#### Working data
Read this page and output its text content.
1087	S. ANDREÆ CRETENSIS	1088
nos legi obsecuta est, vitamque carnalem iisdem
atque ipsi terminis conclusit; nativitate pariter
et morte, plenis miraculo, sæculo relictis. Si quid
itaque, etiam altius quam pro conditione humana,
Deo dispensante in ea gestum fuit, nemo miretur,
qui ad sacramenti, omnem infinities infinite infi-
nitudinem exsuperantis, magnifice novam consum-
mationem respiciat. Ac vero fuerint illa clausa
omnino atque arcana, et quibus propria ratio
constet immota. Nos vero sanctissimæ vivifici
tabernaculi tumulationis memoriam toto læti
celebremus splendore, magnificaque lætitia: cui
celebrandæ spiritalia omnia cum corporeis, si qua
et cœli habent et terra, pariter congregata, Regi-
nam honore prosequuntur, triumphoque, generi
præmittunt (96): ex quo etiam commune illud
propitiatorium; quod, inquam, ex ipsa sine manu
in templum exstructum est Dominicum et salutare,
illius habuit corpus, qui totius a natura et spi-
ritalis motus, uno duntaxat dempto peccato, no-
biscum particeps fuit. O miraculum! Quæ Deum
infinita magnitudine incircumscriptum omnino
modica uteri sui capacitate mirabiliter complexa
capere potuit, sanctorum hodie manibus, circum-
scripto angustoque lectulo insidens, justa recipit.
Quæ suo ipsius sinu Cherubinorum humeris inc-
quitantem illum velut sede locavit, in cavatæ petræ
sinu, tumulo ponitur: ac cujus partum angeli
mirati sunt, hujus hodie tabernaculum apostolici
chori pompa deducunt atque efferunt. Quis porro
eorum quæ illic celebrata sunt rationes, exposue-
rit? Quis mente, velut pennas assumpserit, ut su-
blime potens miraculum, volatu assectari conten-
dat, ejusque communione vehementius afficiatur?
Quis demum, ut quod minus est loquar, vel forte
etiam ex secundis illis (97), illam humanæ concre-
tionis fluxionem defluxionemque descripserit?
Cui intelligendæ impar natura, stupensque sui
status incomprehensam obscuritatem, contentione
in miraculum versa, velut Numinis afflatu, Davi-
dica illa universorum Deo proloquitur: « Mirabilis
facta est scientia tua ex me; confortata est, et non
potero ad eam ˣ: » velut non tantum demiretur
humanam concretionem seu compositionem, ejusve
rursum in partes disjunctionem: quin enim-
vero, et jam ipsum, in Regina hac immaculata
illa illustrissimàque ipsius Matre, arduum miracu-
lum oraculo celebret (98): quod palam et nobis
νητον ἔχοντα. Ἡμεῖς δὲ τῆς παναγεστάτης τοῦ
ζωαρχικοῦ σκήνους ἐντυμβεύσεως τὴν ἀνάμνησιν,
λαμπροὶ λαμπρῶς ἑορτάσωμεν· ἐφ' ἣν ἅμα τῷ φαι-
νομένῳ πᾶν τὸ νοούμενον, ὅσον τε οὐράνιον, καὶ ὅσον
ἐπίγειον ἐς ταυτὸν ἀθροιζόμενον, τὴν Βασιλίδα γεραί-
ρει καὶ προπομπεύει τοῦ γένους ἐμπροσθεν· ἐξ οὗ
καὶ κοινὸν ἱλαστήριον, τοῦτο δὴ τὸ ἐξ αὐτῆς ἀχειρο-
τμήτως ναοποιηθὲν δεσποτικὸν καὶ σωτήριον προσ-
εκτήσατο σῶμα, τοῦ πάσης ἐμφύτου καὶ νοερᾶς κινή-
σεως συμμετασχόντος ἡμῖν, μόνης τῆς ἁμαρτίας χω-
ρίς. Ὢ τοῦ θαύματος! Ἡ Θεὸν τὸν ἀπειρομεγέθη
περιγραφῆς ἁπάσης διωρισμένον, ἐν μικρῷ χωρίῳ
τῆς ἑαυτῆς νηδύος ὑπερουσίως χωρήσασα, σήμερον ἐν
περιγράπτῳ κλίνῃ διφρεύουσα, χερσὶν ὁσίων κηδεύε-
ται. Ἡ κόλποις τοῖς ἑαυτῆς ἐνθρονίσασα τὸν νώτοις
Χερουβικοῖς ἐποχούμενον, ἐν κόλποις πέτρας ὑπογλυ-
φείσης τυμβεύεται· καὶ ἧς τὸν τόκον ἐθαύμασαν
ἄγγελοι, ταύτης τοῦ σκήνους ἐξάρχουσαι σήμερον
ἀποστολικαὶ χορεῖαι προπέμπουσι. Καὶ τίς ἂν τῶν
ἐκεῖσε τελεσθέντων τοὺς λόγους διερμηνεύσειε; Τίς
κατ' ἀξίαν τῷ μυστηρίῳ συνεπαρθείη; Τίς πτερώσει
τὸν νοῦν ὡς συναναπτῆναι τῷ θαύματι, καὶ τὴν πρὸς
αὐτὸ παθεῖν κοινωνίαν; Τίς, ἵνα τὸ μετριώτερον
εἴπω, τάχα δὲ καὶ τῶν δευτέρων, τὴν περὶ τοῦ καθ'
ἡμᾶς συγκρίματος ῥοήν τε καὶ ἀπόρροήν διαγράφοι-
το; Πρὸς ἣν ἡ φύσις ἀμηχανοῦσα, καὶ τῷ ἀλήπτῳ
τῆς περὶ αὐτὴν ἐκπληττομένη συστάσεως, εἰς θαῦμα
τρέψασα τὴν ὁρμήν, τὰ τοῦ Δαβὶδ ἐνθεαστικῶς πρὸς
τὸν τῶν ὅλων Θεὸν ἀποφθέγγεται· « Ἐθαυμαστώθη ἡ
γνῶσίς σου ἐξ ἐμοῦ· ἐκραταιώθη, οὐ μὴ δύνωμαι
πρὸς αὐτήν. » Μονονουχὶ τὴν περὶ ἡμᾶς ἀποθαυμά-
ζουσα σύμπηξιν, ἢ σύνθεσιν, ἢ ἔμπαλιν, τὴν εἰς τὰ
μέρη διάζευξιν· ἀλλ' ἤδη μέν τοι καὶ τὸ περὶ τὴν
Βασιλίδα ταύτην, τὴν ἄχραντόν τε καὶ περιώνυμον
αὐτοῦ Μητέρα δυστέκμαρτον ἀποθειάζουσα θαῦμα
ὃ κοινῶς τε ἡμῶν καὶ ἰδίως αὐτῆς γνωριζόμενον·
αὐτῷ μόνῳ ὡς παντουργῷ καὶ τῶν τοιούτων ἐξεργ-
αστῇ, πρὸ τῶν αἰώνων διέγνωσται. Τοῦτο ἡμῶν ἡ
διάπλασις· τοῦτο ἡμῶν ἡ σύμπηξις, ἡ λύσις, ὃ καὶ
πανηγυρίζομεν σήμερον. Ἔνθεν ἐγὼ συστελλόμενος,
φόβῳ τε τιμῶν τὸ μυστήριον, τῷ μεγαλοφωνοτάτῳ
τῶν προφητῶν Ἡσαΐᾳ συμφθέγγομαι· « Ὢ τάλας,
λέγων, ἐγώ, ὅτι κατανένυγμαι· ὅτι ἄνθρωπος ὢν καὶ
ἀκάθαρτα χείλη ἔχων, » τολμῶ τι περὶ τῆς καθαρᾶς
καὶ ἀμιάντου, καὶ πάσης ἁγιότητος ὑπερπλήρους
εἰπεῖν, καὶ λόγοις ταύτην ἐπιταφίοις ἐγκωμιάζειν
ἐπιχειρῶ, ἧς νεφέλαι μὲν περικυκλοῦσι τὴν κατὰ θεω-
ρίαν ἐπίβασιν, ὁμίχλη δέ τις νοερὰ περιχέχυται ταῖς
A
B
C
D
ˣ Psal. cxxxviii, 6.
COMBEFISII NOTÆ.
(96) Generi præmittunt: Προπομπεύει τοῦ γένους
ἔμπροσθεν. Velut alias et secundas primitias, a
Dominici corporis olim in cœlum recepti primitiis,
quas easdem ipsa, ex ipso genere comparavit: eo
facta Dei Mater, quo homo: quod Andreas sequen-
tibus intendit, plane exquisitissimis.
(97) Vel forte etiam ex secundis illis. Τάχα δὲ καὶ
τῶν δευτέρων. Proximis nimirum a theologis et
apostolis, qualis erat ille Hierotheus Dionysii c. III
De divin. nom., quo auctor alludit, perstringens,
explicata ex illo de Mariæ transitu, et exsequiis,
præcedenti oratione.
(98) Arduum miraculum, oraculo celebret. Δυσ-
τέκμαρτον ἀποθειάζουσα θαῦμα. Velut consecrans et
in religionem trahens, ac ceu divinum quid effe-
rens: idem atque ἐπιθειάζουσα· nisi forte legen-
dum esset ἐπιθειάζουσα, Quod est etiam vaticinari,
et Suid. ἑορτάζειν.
########
# Problem requirements
Show every line where the string "atque" appears.

# The completed task
atque ipsi terminis conclusit; nativitate pariter
omnino atque arcana, et quibus propria ratio
chori pompa deducunt atque efferunt. Quis porro
rens: idem atque ἐπιθειάζουσα· nisi forte legen-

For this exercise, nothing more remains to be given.